- [Exercise]
What lines of the data include the string "this"? Copy them all.

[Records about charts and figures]
* Start *

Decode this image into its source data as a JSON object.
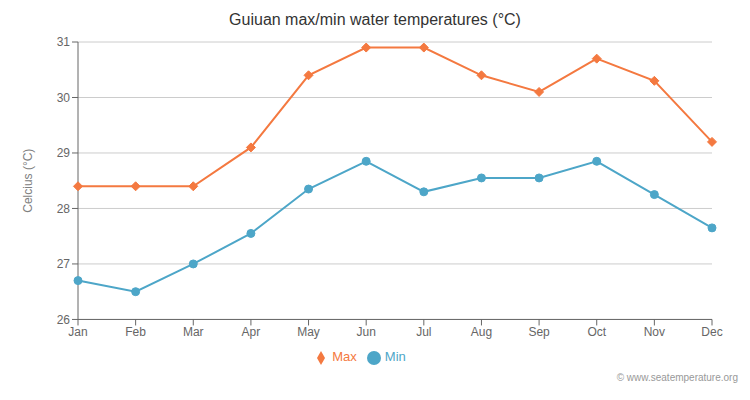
{
  "chart_data": {
    "type": "line",
    "title": "Guiuan max/min water temperatures (°C)",
    "y_label": "Celcius (°C)",
    "categories": [
      "Jan",
      "Feb",
      "Mar",
      "Apr",
      "May",
      "Jun",
      "Jul",
      "Aug",
      "Sep",
      "Oct",
      "Nov",
      "Dec"
    ],
    "series": [
      {
        "name": "Max",
        "color": "#f47940",
        "marker": "diamond",
        "values": [
          28.4,
          28.4,
          28.4,
          29.1,
          30.4,
          30.9,
          30.9,
          30.4,
          30.1,
          30.7,
          30.3,
          29.2
        ]
      },
      {
        "name": "Min",
        "color": "#4da6c8",
        "marker": "circle",
        "values": [
          26.7,
          26.5,
          27.0,
          27.55,
          28.35,
          28.85,
          28.3,
          28.55,
          28.55,
          28.85,
          28.25,
          27.65
        ]
      }
    ],
    "ylim": [
      26,
      31
    ],
    "yticks": [
      26,
      27,
      28,
      29,
      30,
      31
    ],
    "grid": true,
    "legend": "bottom",
    "annotations": [
      "© www.seatemperature.org"
    ]
  }
}
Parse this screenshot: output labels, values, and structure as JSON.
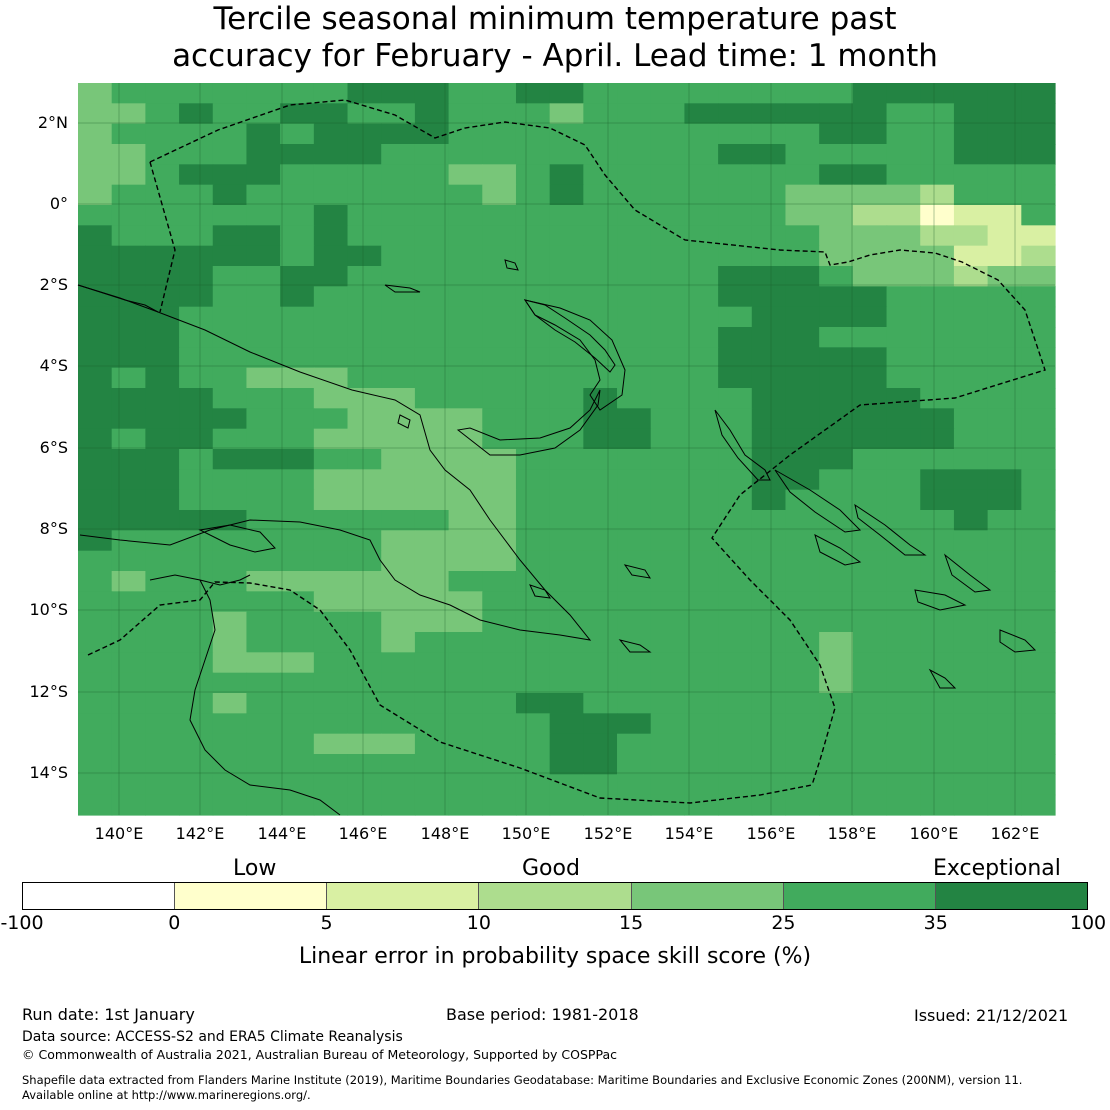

* End *

- [Finished exercise]
Decode this image into its source data as a JSON object.
Parse this screenshot: output labels, values, and structure as JSON.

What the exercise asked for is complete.